### MATERIAL FOR THIS EXERCISE

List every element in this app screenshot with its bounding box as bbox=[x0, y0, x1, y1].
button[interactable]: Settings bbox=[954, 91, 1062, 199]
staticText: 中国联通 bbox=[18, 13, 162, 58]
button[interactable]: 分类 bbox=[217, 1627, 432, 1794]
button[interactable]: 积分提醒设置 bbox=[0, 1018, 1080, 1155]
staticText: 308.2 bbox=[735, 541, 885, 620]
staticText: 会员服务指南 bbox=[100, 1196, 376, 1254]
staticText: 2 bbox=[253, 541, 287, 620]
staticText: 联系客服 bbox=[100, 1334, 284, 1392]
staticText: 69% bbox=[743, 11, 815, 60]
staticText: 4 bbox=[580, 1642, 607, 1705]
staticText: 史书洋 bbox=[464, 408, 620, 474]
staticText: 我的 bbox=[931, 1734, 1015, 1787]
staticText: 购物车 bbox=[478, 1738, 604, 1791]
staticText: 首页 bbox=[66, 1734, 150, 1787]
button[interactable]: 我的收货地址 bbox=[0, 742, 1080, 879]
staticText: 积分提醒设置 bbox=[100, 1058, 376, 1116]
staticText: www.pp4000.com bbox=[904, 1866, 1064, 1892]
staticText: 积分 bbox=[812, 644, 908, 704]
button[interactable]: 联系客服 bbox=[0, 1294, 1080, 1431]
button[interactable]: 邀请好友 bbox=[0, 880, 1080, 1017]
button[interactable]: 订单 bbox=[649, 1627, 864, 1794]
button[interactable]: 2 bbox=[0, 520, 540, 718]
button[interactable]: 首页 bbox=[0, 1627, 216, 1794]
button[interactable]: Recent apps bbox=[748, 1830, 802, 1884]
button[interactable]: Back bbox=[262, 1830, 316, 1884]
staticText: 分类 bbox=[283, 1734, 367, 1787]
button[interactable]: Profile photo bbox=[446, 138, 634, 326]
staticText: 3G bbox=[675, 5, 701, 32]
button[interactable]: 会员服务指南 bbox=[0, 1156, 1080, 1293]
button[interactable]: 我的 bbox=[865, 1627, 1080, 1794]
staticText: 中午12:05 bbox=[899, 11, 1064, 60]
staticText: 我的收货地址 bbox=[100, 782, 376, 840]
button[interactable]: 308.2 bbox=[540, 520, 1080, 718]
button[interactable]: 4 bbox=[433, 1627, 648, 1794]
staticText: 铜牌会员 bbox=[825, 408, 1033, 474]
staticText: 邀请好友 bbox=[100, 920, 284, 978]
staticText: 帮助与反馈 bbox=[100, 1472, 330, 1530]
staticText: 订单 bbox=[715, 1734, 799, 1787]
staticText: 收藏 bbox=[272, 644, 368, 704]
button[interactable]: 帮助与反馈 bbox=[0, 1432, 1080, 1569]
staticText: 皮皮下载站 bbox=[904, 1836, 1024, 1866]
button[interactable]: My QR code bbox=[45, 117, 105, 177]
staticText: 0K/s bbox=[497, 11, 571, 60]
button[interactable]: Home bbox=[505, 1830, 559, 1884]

######

DESCRIPTION OF THE TASK:
Reproduce every line of the data above verbatim, without changing any character.

IN RESPONSE:
List every element in this app screenshot with its bounding box as bbox=[x0, y0, x1, y1].
button[interactable]: Settings bbox=[954, 91, 1062, 199]
staticText: 中国联通 bbox=[18, 13, 162, 58]
button[interactable]: 分类 bbox=[217, 1627, 432, 1794]
button[interactable]: 积分提醒设置 bbox=[0, 1018, 1080, 1155]
staticText: 308.2 bbox=[735, 541, 885, 620]
staticText: 会员服务指南 bbox=[100, 1196, 376, 1254]
staticText: 2 bbox=[253, 541, 287, 620]
staticText: 联系客服 bbox=[100, 1334, 284, 1392]
staticText: 69% bbox=[743, 11, 815, 60]
staticText: 4 bbox=[580, 1642, 607, 1705]
staticText: 史书洋 bbox=[464, 408, 620, 474]
staticText: 我的 bbox=[931, 1734, 1015, 1787]
staticText: 购物车 bbox=[478, 1738, 604, 1791]
staticText: 首页 bbox=[66, 1734, 150, 1787]
button[interactable]: 我的收货地址 bbox=[0, 742, 1080, 879]
staticText: 积分提醒设置 bbox=[100, 1058, 376, 1116]
staticText: www.pp4000.com bbox=[904, 1866, 1064, 1892]
staticText: 积分 bbox=[812, 644, 908, 704]
button[interactable]: 联系客服 bbox=[0, 1294, 1080, 1431]
button[interactable]: 邀请好友 bbox=[0, 880, 1080, 1017]
button[interactable]: 订单 bbox=[649, 1627, 864, 1794]
button[interactable]: 2 bbox=[0, 520, 540, 718]
button[interactable]: 首页 bbox=[0, 1627, 216, 1794]
button[interactable]: Recent apps bbox=[748, 1830, 802, 1884]
button[interactable]: Back bbox=[262, 1830, 316, 1884]
staticText: 分类 bbox=[283, 1734, 367, 1787]
button[interactable]: Profile photo bbox=[446, 138, 634, 326]
staticText: 3G bbox=[675, 5, 701, 32]
button[interactable]: 会员服务指南 bbox=[0, 1156, 1080, 1293]
button[interactable]: 我的 bbox=[865, 1627, 1080, 1794]
staticText: 中午12:05 bbox=[899, 11, 1064, 60]
staticText: 我的收货地址 bbox=[100, 782, 376, 840]
button[interactable]: 308.2 bbox=[540, 520, 1080, 718]
button[interactable]: 4 bbox=[433, 1627, 648, 1794]
staticText: 铜牌会员 bbox=[825, 408, 1033, 474]
staticText: 邀请好友 bbox=[100, 920, 284, 978]
staticText: 帮助与反馈 bbox=[100, 1472, 330, 1530]
staticText: 订单 bbox=[715, 1734, 799, 1787]
staticText: 收藏 bbox=[272, 644, 368, 704]
button[interactable]: 帮助与反馈 bbox=[0, 1432, 1080, 1569]
staticText: 皮皮下载站 bbox=[904, 1836, 1024, 1866]
button[interactable]: My QR code bbox=[45, 117, 105, 177]
staticText: 0K/s bbox=[497, 11, 571, 60]
button[interactable]: Home bbox=[505, 1830, 559, 1884]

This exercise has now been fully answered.